── Textauszug

“Eine Seefahrt, die ist lustig, eine Seefahrt, die ist schön. Denn da kann man fremde Länder und noch manches andre sehn.“ Was ein altes Volkslied besingt, scheinen sich auch immer mehr Touristen zu denken. Im vergangenen Jahr wurden gemäss Angaben der Cruise Lines International Association (CLIA) rund 23 Millionen Passagiere auf Kreuzfahrtschiffen durch ihre Ferien befördert (davon waren ca. 150‘000 Schweizer). Das Angebot reicht von einer Rheinflussfahrt mit volkstümlicher musikalischer Unterhaltung über ein Fussballcamp für Kids (welches während einer Kanarenrundfahrt stattfindet) bis hin zu einer Rainbowkreuzfahrt, welche sich speziell an Homosexuelle richtet. Das Angebot ist breit, noch breiter sind aber die ökologischen Einwirkungen der grossen Feriendampfer.
Problematik der Kreuzfahrerei
Das grösste Problem ist wohl die Verbrennung von Schweröl, auch Marines Rückstandsöl genannt. Schweröl entsteht bei der Erdölverarbeitung und ist eigentlich ein giftiges Abfallprodukt. Es dient aber als günstiger Schiffstreibstoff. Bei dessen Verbrennung entstehen grosse Mengen an Schwefeloxid, Stickoxid, Russ, Feinstaub und Schwermetalle, welche meist ungefiltert in die Umwelt gelangen. Filteranalgen für Kreuzfahrtschiffe existieren zwar, werden aber aufgrund mangelnder Vorschriften kaum eingebaut.

────

- Kurze Aufgabe 1
Gib den Textauszug über Kreuzfahrten wortgetreu wieder, beginnend bei „Problematik der Kreuzfahrerei“ und endend bei „Vorschriften kaum eingebaut.“.
- Kurze Aufgabe 2
Wie viele Passagiere wurden laut dem Textauszug über Kreuzfahrten im vergangenen Jahr auf Kreuzfahrtschiffen befördert?
Das Material stammt aus einer anderen Quelle als der Textauszug.

── Bereitgestellte Daten

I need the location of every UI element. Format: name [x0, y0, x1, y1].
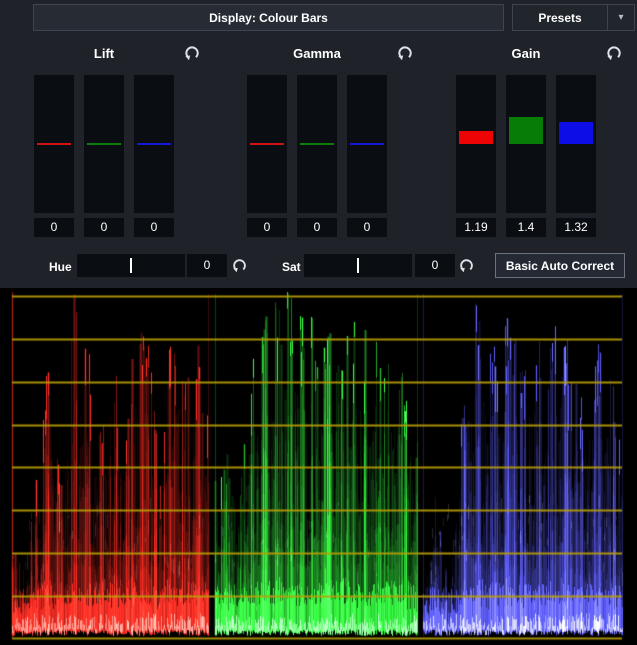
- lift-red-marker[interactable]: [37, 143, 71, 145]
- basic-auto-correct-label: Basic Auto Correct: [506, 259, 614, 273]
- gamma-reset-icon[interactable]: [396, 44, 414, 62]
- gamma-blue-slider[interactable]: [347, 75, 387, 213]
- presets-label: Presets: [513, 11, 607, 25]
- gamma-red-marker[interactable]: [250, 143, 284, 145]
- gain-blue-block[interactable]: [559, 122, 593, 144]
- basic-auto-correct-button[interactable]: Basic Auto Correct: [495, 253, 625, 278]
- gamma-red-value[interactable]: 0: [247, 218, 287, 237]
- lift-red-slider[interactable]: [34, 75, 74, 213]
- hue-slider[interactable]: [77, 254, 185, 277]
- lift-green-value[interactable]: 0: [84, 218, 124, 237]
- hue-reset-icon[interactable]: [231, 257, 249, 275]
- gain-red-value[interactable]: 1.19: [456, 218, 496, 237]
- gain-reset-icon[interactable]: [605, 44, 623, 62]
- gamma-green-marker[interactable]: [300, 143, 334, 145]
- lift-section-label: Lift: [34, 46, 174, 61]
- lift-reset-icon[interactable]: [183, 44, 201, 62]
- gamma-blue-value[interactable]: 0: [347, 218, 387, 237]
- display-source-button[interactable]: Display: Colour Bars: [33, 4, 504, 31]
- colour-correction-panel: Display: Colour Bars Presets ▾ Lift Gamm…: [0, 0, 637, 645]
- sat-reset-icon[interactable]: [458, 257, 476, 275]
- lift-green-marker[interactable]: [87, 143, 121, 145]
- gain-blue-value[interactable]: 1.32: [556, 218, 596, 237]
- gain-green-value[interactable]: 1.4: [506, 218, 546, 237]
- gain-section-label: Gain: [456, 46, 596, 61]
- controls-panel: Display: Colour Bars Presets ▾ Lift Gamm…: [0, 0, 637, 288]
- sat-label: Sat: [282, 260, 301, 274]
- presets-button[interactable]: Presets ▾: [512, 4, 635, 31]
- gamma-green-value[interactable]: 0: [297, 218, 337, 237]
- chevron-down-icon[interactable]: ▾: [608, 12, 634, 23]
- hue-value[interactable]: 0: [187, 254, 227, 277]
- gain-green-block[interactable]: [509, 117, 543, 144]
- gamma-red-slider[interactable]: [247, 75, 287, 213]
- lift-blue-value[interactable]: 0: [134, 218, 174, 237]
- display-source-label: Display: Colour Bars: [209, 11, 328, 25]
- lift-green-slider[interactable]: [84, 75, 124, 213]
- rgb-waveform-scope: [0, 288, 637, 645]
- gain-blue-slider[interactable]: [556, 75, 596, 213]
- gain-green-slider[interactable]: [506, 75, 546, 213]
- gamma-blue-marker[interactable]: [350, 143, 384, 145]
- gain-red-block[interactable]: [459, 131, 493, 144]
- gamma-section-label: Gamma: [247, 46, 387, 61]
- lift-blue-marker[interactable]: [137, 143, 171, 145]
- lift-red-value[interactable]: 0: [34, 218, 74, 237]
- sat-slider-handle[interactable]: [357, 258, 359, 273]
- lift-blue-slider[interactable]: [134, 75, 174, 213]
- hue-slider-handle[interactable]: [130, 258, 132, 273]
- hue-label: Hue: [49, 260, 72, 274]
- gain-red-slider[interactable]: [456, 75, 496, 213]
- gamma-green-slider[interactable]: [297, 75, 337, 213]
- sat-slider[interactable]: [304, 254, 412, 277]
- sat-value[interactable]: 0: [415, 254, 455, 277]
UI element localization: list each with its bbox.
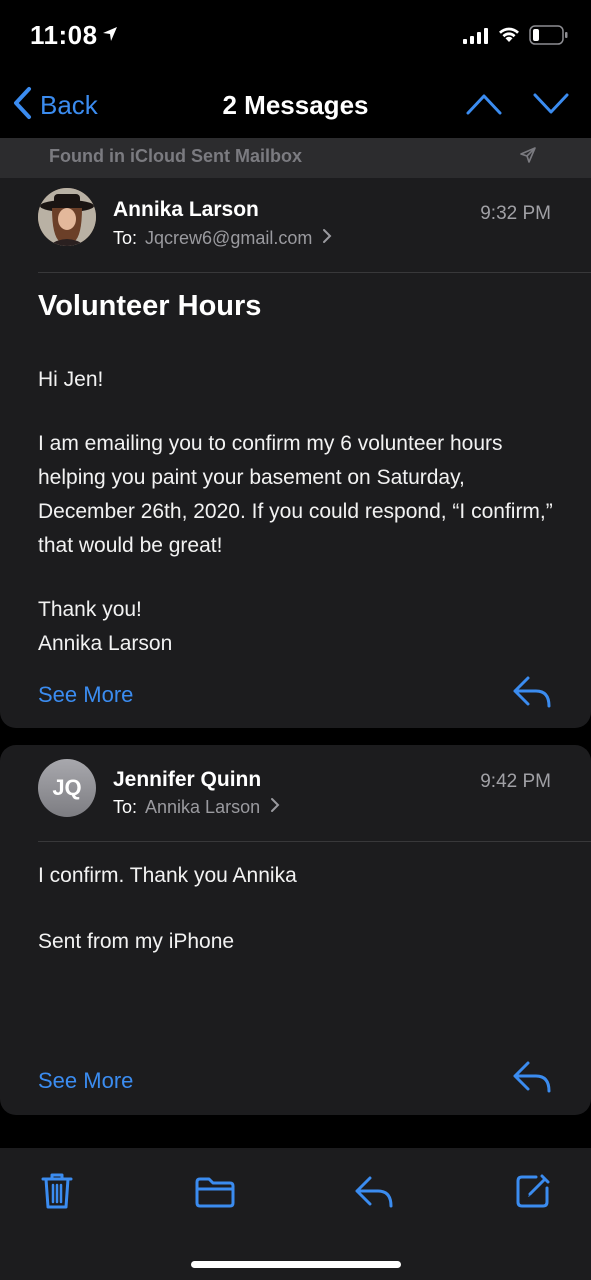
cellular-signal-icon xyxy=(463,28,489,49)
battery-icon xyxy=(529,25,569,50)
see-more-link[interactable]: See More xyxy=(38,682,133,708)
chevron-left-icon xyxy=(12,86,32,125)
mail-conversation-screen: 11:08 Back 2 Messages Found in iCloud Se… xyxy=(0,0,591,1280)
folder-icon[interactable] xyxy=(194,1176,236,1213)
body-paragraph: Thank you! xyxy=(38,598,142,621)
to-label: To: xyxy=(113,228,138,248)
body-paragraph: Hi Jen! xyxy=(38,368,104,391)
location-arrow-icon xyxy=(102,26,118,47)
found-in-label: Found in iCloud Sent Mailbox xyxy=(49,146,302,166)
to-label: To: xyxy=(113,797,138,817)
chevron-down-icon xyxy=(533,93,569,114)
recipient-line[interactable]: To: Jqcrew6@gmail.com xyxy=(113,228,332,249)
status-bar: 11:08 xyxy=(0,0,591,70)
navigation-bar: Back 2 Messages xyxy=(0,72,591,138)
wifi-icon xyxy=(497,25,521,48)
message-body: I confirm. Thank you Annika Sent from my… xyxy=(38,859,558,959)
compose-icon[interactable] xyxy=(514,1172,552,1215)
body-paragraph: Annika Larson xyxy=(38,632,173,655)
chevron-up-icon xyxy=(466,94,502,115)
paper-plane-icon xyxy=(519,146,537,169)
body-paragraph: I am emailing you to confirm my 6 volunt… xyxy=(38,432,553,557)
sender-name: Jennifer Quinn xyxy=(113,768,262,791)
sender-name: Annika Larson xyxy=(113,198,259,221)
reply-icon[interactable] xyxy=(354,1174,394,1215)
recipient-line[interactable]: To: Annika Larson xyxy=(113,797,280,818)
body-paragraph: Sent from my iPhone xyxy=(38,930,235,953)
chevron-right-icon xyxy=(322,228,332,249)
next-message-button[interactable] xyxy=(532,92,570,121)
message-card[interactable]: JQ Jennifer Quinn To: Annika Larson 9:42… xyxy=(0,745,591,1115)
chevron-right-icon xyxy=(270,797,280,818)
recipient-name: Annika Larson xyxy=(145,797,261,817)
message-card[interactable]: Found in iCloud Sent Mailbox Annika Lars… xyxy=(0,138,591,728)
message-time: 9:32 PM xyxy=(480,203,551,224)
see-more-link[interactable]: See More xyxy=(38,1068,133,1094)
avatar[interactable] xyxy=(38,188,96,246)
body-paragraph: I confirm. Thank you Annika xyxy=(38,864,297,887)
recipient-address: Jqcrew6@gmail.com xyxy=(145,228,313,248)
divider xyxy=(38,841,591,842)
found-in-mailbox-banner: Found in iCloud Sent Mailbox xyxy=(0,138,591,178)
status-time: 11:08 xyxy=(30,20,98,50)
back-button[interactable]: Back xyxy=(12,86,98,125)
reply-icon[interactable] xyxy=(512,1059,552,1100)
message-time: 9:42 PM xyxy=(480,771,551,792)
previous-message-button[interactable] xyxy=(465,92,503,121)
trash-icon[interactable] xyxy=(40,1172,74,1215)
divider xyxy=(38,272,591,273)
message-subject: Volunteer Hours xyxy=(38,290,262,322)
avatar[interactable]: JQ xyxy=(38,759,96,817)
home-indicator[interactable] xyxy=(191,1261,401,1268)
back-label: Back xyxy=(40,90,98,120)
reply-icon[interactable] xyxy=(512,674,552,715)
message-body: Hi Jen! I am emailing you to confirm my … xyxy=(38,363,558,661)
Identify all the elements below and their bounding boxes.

────
── Bereitgestellte Daten

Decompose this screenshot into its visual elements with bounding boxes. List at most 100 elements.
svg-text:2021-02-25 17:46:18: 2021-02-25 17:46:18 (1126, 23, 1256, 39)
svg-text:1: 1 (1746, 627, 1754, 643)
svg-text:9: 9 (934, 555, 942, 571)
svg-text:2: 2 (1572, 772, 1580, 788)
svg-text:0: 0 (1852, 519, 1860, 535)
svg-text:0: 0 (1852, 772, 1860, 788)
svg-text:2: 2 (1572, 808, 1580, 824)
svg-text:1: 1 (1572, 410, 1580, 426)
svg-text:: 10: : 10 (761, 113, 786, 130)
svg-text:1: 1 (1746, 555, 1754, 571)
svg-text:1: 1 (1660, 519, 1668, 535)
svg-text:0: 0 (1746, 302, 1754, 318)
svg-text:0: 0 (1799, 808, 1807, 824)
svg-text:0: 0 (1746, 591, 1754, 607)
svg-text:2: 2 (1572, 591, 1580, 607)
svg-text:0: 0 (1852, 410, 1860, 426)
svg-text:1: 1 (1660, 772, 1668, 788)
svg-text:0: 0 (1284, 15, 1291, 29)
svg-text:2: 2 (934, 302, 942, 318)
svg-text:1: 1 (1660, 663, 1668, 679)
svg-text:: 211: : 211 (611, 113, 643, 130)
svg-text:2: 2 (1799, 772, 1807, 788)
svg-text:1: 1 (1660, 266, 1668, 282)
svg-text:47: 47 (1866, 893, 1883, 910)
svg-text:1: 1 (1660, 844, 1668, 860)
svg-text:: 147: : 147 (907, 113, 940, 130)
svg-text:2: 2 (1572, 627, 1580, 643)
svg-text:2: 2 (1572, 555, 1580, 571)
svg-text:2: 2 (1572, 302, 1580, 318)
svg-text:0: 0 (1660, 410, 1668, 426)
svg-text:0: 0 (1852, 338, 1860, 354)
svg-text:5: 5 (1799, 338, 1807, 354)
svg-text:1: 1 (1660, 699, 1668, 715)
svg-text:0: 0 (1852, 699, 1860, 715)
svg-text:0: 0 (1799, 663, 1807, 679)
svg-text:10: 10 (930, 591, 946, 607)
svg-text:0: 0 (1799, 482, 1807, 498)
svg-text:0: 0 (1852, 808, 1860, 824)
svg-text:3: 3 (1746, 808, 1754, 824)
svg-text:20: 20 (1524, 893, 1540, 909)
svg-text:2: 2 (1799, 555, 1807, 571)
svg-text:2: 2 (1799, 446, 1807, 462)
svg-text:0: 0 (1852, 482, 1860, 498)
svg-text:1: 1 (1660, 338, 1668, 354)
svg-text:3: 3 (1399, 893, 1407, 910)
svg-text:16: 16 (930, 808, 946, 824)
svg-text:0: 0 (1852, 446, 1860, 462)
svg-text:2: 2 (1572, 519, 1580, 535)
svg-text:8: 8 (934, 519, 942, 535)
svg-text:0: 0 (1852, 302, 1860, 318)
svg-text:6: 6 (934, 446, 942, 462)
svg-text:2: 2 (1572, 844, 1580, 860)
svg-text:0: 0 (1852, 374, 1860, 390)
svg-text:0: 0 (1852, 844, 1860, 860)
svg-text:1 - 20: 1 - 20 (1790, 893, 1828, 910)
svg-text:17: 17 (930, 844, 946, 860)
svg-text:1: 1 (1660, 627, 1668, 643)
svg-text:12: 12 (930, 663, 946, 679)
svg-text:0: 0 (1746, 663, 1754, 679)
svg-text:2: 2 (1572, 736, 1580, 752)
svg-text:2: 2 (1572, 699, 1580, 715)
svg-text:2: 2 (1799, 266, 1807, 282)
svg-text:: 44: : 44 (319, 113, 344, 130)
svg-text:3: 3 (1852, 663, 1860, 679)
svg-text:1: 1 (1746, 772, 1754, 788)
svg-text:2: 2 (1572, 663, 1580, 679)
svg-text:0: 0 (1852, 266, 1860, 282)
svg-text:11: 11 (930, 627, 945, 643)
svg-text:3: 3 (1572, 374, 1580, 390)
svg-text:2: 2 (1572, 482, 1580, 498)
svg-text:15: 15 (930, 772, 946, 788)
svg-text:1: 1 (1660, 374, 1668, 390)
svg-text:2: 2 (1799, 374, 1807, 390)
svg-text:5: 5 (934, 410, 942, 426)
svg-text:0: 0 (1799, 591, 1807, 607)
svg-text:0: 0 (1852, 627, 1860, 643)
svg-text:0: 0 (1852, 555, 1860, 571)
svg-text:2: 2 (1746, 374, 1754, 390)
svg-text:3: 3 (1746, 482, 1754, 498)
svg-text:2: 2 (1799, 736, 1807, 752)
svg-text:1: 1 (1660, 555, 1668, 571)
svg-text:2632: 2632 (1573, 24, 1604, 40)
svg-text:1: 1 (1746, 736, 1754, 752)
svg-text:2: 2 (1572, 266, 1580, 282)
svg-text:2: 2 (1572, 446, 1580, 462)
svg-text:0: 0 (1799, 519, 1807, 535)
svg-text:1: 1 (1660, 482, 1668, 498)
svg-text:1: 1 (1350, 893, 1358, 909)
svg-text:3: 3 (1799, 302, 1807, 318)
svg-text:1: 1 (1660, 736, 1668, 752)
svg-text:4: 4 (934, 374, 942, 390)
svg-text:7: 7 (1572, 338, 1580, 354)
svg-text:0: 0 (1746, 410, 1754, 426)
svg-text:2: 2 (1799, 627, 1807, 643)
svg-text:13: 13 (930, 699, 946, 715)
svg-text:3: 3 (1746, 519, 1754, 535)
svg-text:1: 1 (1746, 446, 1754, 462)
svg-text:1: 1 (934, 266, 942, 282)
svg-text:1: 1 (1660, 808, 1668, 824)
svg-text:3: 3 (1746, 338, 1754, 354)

────

- Lösung 1
Problematik der Kreuzfahrerei
Das grösste Problem ist wohl die Verbrennung von Schweröl, auch Marines Rückstandsöl genannt. Schweröl entsteht bei der Erdölverarbeitung und ist eigentlich ein giftiges Abfallprodukt. Es dient aber als günstiger Schiffstreibstoff. Bei dessen Verbrennung entstehen grosse Mengen an Schwefeloxid, Stickoxid, Russ, Feinstaub und Schwermetalle, welche meist ungefiltert in die Umwelt gelangen. Filteranalgen für Kreuzfahrtschiffe existieren zwar, werden aber aufgrund mangelnder Vorschriften kaum eingebaut.

- Lösung 2
Rund 23 Millionen Passagiere.